- [Aim] Give back the entire listing verbatim.

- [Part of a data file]
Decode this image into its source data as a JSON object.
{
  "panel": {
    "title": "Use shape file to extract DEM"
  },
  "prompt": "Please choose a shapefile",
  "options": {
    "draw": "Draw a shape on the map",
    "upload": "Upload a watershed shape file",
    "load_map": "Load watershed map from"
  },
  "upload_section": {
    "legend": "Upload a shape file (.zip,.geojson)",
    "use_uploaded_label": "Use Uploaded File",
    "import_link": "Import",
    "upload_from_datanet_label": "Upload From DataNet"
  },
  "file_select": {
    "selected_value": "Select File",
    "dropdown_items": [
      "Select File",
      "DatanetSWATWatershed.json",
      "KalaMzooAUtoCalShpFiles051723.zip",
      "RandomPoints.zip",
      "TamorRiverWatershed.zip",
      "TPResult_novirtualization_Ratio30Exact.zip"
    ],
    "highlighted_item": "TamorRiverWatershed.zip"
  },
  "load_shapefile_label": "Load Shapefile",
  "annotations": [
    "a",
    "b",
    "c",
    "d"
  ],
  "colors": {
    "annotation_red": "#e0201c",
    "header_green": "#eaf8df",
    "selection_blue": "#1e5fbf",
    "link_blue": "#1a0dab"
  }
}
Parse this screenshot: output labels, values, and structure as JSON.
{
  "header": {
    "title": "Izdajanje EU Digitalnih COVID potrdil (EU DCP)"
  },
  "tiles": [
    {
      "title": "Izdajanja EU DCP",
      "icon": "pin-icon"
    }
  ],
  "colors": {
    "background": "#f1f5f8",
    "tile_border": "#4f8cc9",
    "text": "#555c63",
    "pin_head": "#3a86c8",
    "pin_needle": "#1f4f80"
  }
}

- [Completed exercise]
Decode this image into its source data as a JSON object.
{
  "panel": {
    "title": "Use shape file to extract DEM"
  },
  "prompt": "Please choose a shapefile",
  "options": {
    "draw": "Draw a shape on the map",
    "upload": "Upload a watershed shape file",
    "load_map": "Load watershed map from"
  },
  "upload_section": {
    "legend": "Upload a shape file (.zip,.geojson)",
    "use_uploaded_label": "Use Uploaded File",
    "import_link": "Import",
    "upload_from_datanet_label": "Upload From DataNet"
  },
  "file_select": {
    "selected_value": "Select File",
    "dropdown_items": [
      "Select File",
      "DatanetSWATWatershed.json",
      "KalaMzooAUtoCalShpFiles051723.zip",
      "RandomPoints.zip",
      "TamorRiverWatershed.zip",
      "TPResult_novirtualization_Ratio30Exact.zip"
    ],
    "highlighted_item": "TamorRiverWatershed.zip"
  },
  "load_shapefile_label": "Load Shapefile",
  "annotations": [
    "a",
    "b",
    "c",
    "d"
  ],
  "colors": {
    "annotation_red": "#e0201c",
    "header_green": "#eaf8df",
    "selection_blue": "#1e5fbf",
    "link_blue": "#1a0dab"
  }
}
Parse this screenshot: output labels, values, and structure as JSON.
{
  "header": {
    "title": "Izdajanje EU Digitalnih COVID potrdil (EU DCP)"
  },
  "tiles": [
    {
      "title": "Izdajanja EU DCP",
      "icon": "pin-icon"
    }
  ],
  "colors": {
    "background": "#f1f5f8",
    "tile_border": "#4f8cc9",
    "text": "#555c63",
    "pin_head": "#3a86c8",
    "pin_needle": "#1f4f80"
  }
}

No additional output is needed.